-- Begin Provided material --
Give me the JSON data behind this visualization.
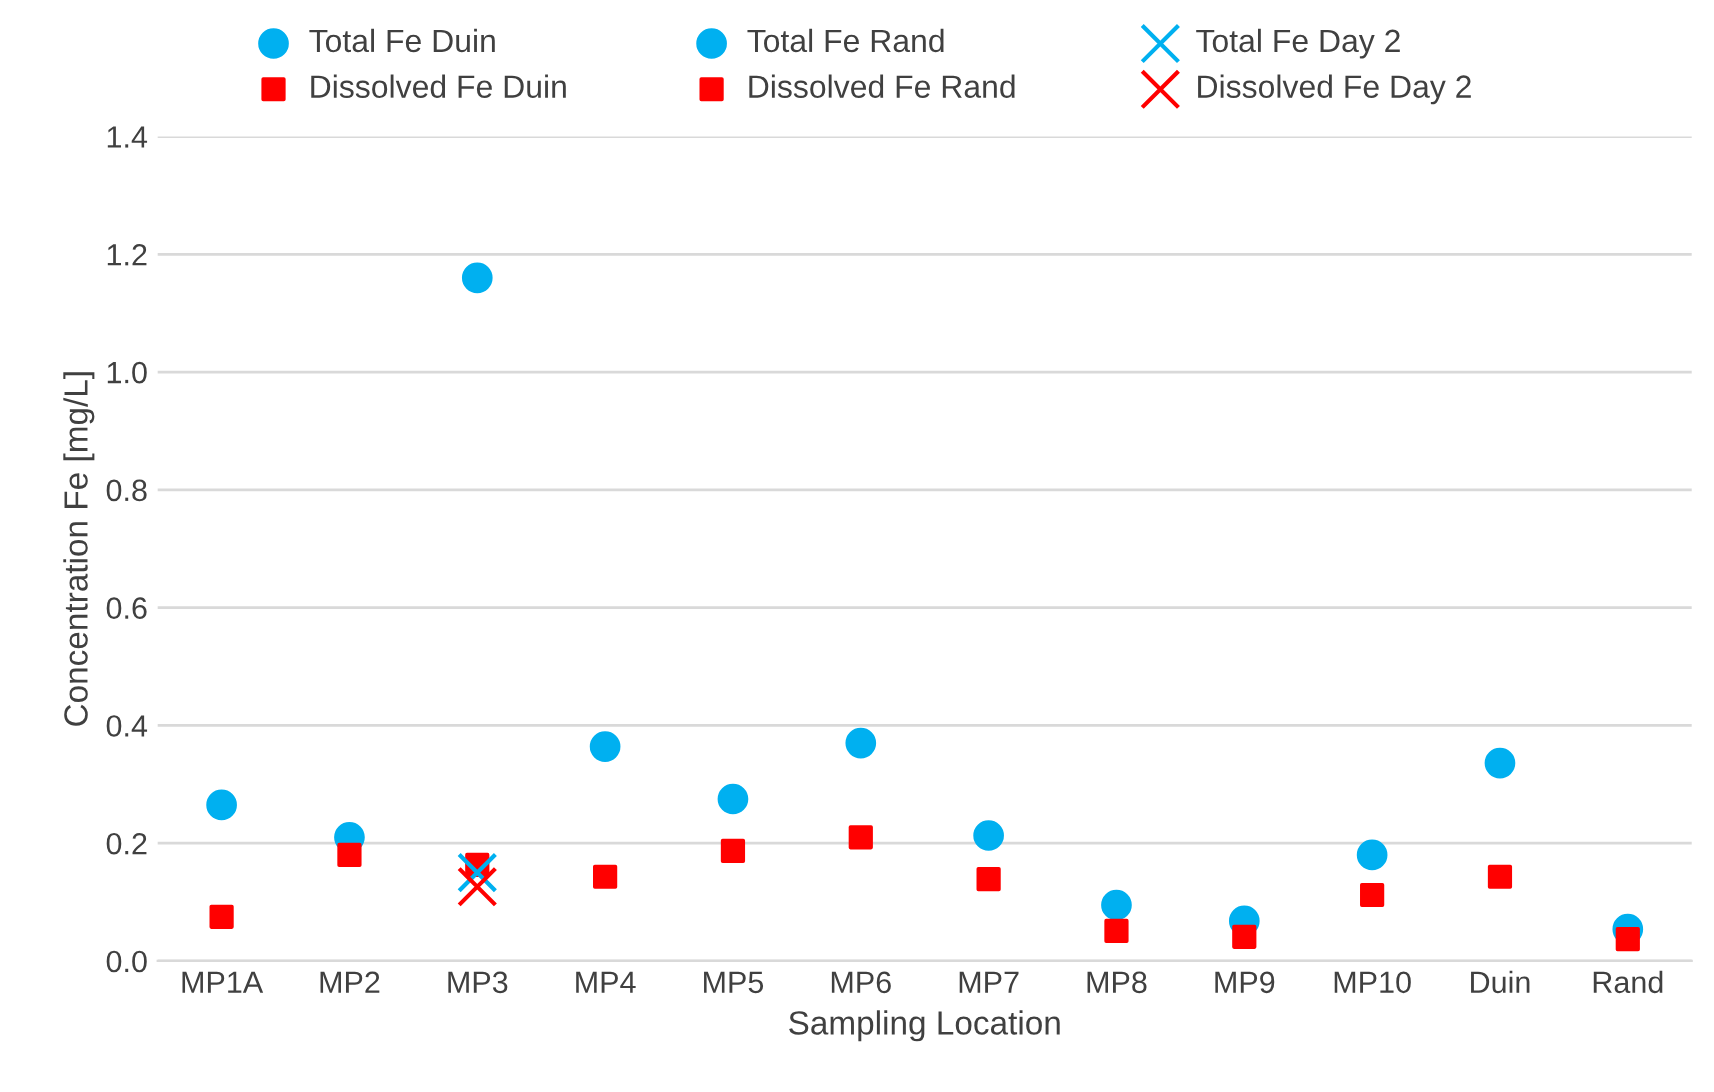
{
  "chart_data": {
    "type": "scatter",
    "xlabel": "Sampling Location",
    "ylabel": "Concentration Fe [mg/L]",
    "categories": [
      "MP1A",
      "MP2",
      "MP3",
      "MP4",
      "MP5",
      "MP6",
      "MP7",
      "MP8",
      "MP9",
      "MP10",
      "Duin",
      "Rand"
    ],
    "series": [
      {
        "name": "Total Fe Duin",
        "color": "#00b0f0",
        "marker": "circle",
        "values": [
          null,
          0.21,
          1.16,
          0.364,
          0.275,
          0.37,
          0.213,
          0.095,
          null,
          0.18,
          0.336,
          null
        ]
      },
      {
        "name": "Total Fe Rand",
        "color": "#00b0f0",
        "marker": "circle",
        "values": [
          0.265,
          null,
          null,
          null,
          null,
          null,
          null,
          null,
          0.068,
          null,
          null,
          0.054
        ]
      },
      {
        "name": "Total Fe Day 2",
        "color": "#00b0f0",
        "marker": "cross",
        "values": [
          null,
          null,
          0.15,
          null,
          null,
          null,
          null,
          null,
          null,
          null,
          null,
          null
        ]
      },
      {
        "name": "Dissolved Fe Duin",
        "color": "#ff0000",
        "marker": "square",
        "values": [
          null,
          0.18,
          0.163,
          0.143,
          0.187,
          0.21,
          0.139,
          0.051,
          null,
          0.112,
          0.143,
          null
        ]
      },
      {
        "name": "Dissolved Fe Rand",
        "color": "#ff0000",
        "marker": "square",
        "values": [
          0.075,
          null,
          null,
          null,
          null,
          null,
          null,
          null,
          0.041,
          null,
          null,
          0.037
        ]
      },
      {
        "name": "Dissolved Fe Day 2",
        "color": "#ff0000",
        "marker": "cross",
        "values": [
          null,
          null,
          0.126,
          null,
          null,
          null,
          null,
          null,
          null,
          null,
          null,
          null
        ]
      }
    ],
    "ylim": [
      0,
      1.4
    ],
    "yticks": [
      {
        "value": 0,
        "label": "0.0"
      },
      {
        "value": 0.2,
        "label": "0.2"
      },
      {
        "value": 0.4,
        "label": "0.4"
      },
      {
        "value": 0.6,
        "label": "0.6"
      },
      {
        "value": 0.8,
        "label": "0.8"
      },
      {
        "value": 1.0,
        "label": "1.0"
      },
      {
        "value": 1.2,
        "label": "1.2"
      },
      {
        "value": 1.4,
        "label": "1.4"
      }
    ],
    "grid": "y",
    "legend": "top"
  }
}
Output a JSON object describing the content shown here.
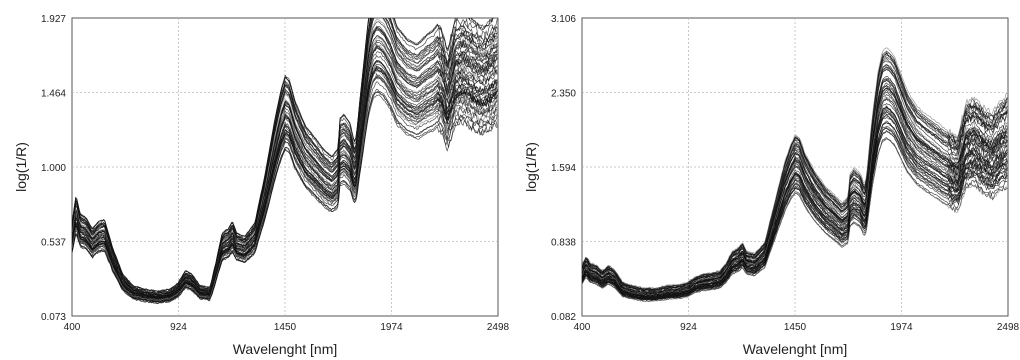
{
  "chart_data": [
    {
      "type": "line",
      "title": "",
      "xlabel": "Wavelenght [nm]",
      "ylabel": "log(1/R)",
      "xlim": [
        400,
        2498
      ],
      "ylim": [
        0.073,
        1.927
      ],
      "x_ticks": [
        "400",
        "924",
        "1450",
        "1974",
        "2498"
      ],
      "y_ticks": [
        "0.073",
        "0.537",
        "1.000",
        "1.464",
        "1.927"
      ],
      "grid": true,
      "legend": "none",
      "series_count_approx": 60,
      "representative_spectrum": {
        "x": [
          400,
          420,
          440,
          470,
          500,
          530,
          560,
          600,
          650,
          700,
          760,
          820,
          880,
          920,
          960,
          990,
          1030,
          1080,
          1110,
          1140,
          1170,
          1190,
          1210,
          1250,
          1300,
          1350,
          1400,
          1430,
          1450,
          1470,
          1500,
          1550,
          1600,
          1640,
          1680,
          1710,
          1720,
          1740,
          1770,
          1790,
          1800,
          1830,
          1860,
          1880,
          1900,
          1920,
          1940,
          1970,
          2000,
          2050,
          2100,
          2150,
          2180,
          2200,
          2220,
          2250,
          2260,
          2290,
          2330,
          2380,
          2420,
          2460,
          2498
        ],
        "y": [
          0.55,
          0.7,
          0.6,
          0.58,
          0.52,
          0.56,
          0.57,
          0.42,
          0.28,
          0.22,
          0.2,
          0.19,
          0.2,
          0.23,
          0.3,
          0.28,
          0.22,
          0.21,
          0.35,
          0.5,
          0.52,
          0.56,
          0.5,
          0.48,
          0.55,
          0.8,
          1.1,
          1.25,
          1.32,
          1.3,
          1.18,
          1.05,
          0.98,
          0.92,
          0.88,
          0.92,
          1.08,
          1.1,
          1.05,
          0.95,
          0.98,
          1.3,
          1.6,
          1.72,
          1.76,
          1.75,
          1.72,
          1.65,
          1.55,
          1.48,
          1.45,
          1.5,
          1.52,
          1.55,
          1.52,
          1.4,
          1.45,
          1.58,
          1.6,
          1.55,
          1.52,
          1.55,
          1.6
        ]
      }
    },
    {
      "type": "line",
      "title": "",
      "xlabel": "Wavelenght [nm]",
      "ylabel": "log(1/R)",
      "xlim": [
        400,
        2498
      ],
      "ylim": [
        0.082,
        3.106
      ],
      "x_ticks": [
        "400",
        "924",
        "1450",
        "1974",
        "2498"
      ],
      "y_ticks": [
        "0.082",
        "0.838",
        "1.594",
        "2.350",
        "3.106"
      ],
      "grid": true,
      "legend": "none",
      "series_count_approx": 60,
      "representative_spectrum": {
        "x": [
          400,
          420,
          440,
          470,
          500,
          530,
          560,
          600,
          650,
          700,
          760,
          820,
          880,
          920,
          960,
          990,
          1030,
          1080,
          1110,
          1140,
          1170,
          1190,
          1210,
          1250,
          1300,
          1350,
          1400,
          1430,
          1450,
          1470,
          1500,
          1550,
          1600,
          1640,
          1680,
          1710,
          1720,
          1740,
          1770,
          1790,
          1800,
          1830,
          1860,
          1880,
          1900,
          1920,
          1940,
          1970,
          2000,
          2050,
          2100,
          2150,
          2180,
          2200,
          2220,
          2250,
          2260,
          2290,
          2330,
          2380,
          2420,
          2460,
          2498
        ],
        "y": [
          0.5,
          0.58,
          0.52,
          0.5,
          0.45,
          0.5,
          0.46,
          0.35,
          0.32,
          0.3,
          0.3,
          0.32,
          0.33,
          0.35,
          0.4,
          0.42,
          0.43,
          0.45,
          0.52,
          0.62,
          0.65,
          0.7,
          0.62,
          0.6,
          0.7,
          1.05,
          1.4,
          1.55,
          1.62,
          1.6,
          1.45,
          1.28,
          1.15,
          1.08,
          1.0,
          1.05,
          1.25,
          1.3,
          1.25,
          1.15,
          1.2,
          1.75,
          2.15,
          2.3,
          2.33,
          2.3,
          2.25,
          2.1,
          1.95,
          1.8,
          1.72,
          1.65,
          1.6,
          1.58,
          1.55,
          1.52,
          1.58,
          1.8,
          1.85,
          1.75,
          1.7,
          1.8,
          1.85
        ]
      }
    }
  ]
}
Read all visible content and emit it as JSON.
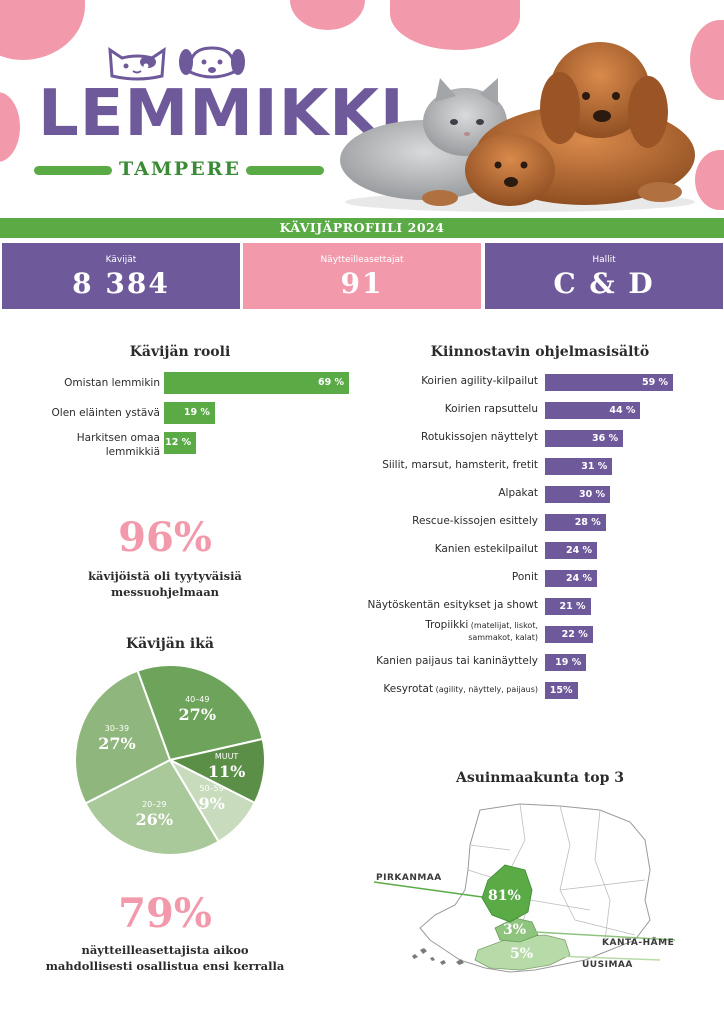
{
  "logo": {
    "word": "LEMMIKKI",
    "sub": "TAMPERE"
  },
  "band_title": "KÄVIJÄPROFIILI 2024",
  "colors": {
    "purple": "#6e5a9b",
    "pink": "#f29aac",
    "green": "#5aaa46",
    "dark_green": "#3b8a36"
  },
  "stats": [
    {
      "label": "Kävijät",
      "value": "8 384"
    },
    {
      "label": "Näytteilleasettajat",
      "value": "91"
    },
    {
      "label": "Hallit",
      "value": "C & D"
    }
  ],
  "satisfaction": {
    "value": "96%",
    "text_line1": "kävijöistä oli tyytyväisiä",
    "text_line2": "messuohjelmaan"
  },
  "exhibitors": {
    "value": "79%",
    "text_line1": "näytteilleasettajista aikoo",
    "text_line2": "mahdollisesti osallistua ensi kerralla"
  },
  "chart_data": [
    {
      "type": "bar",
      "orientation": "horizontal",
      "title": "Kävijän rooli",
      "categories": [
        "Omistan lemmikin",
        "Olen eläinten ystävä",
        "Harkitsen omaa lemmikkiä"
      ],
      "category_lines": [
        [
          "Omistan lemmikin"
        ],
        [
          "Olen eläinten ystävä"
        ],
        [
          "Harkitsen omaa",
          "lemmikkiä"
        ]
      ],
      "values": [
        69,
        19,
        12
      ],
      "value_labels": [
        "69 %",
        "19 %",
        "12 %"
      ],
      "color": "#5aaa46"
    },
    {
      "type": "bar",
      "orientation": "horizontal",
      "title": "Kiinnostavin ohjelmasisältö",
      "categories": [
        {
          "main": "Koirien agility-kilpailut",
          "note": ""
        },
        {
          "main": "Koirien rapsuttelu",
          "note": ""
        },
        {
          "main": "Rotukissojen näyttelyt",
          "note": ""
        },
        {
          "main": "Siilit, marsut, hamsterit, fretit",
          "note": ""
        },
        {
          "main": "Alpakat",
          "note": ""
        },
        {
          "main": "Rescue-kissojen esittely",
          "note": ""
        },
        {
          "main": "Kanien estekilpailut",
          "note": ""
        },
        {
          "main": "Ponit",
          "note": ""
        },
        {
          "main": "Näytöskentän esitykset ja showt",
          "note": ""
        },
        {
          "main": "Tropiikki",
          "note": "(matelijat, liskot,",
          "note2": "sammakot, kalat)"
        },
        {
          "main": "Kanien paijaus tai kaninäyttely",
          "note": ""
        },
        {
          "main": "Kesyrotat",
          "note": "(agility, näyttely, paijaus)"
        }
      ],
      "values": [
        59,
        44,
        36,
        31,
        30,
        28,
        24,
        24,
        21,
        22,
        19,
        15
      ],
      "value_labels": [
        "59 %",
        "44 %",
        "36 %",
        "31 %",
        "30 %",
        "28 %",
        "24 %",
        "24 %",
        "21 %",
        "22 %",
        "19 %",
        "15%"
      ],
      "color": "#6e5a9b"
    },
    {
      "type": "pie",
      "title": "Kävijän ikä",
      "slices": [
        {
          "category": "40–49",
          "value": 27,
          "label": "27%",
          "color": "#6da35a"
        },
        {
          "category": "MUUT",
          "value": 11,
          "label": "11%",
          "color": "#5b8f47"
        },
        {
          "category": "50–59",
          "value": 9,
          "label": "9%",
          "color": "#c8dcbd"
        },
        {
          "category": "20–29",
          "value": 26,
          "label": "26%",
          "color": "#a9c99a"
        },
        {
          "category": "30–39",
          "value": 27,
          "label": "27%",
          "color": "#8fb67c"
        }
      ]
    },
    {
      "type": "map",
      "title": "Asuinmaakunta top 3",
      "regions": [
        {
          "name": "PIRKANMAA",
          "value": 81,
          "label": "81%",
          "color": "#5aaa46"
        },
        {
          "name": "KANTA-HÄME",
          "value": 3,
          "label": "3%",
          "color": "#8fc47e"
        },
        {
          "name": "UUSIMAA",
          "value": 5,
          "label": "5%",
          "color": "#b7dba8"
        }
      ]
    }
  ]
}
-- End Provided material --
Work instructions – Select every line in the material above where the string "Total" occurs, and copy it.

Exercise answer –
        "name": "Total Fe Duin",
        "name": "Total Fe Rand",
        "name": "Total Fe Day 2",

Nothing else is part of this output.